— START OF Material —

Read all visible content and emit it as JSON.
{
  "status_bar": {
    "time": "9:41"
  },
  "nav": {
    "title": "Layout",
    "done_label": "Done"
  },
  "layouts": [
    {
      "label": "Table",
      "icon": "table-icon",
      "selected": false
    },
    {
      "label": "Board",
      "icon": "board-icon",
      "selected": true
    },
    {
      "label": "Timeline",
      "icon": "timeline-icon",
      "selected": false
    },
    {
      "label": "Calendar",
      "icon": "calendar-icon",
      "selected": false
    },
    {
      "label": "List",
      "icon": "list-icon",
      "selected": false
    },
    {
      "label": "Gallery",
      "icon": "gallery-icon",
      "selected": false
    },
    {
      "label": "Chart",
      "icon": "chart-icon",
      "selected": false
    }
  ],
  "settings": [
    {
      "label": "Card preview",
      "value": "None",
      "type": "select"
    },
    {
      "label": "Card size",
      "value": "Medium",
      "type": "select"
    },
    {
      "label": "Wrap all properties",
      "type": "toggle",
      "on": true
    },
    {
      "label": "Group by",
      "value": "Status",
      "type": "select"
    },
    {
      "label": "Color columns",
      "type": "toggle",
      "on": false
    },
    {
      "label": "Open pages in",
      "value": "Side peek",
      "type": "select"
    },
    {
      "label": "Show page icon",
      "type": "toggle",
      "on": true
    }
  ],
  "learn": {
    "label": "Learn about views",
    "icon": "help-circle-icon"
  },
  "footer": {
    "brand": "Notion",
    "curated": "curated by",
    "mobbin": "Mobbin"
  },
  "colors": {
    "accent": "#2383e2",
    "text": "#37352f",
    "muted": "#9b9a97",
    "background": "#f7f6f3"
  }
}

— END OF Material —

__Exercise description__:
Find the lines holding "icon" and list every one.

__Answer for the task__:
      "icon": "table-icon",
      "icon": "board-icon",
      "icon": "timeline-icon",
      "icon": "calendar-icon",
      "icon": "list-icon",
      "icon": "gallery-icon",
      "icon": "chart-icon",
      "label": "Show page icon",
    "icon": "help-circle-icon"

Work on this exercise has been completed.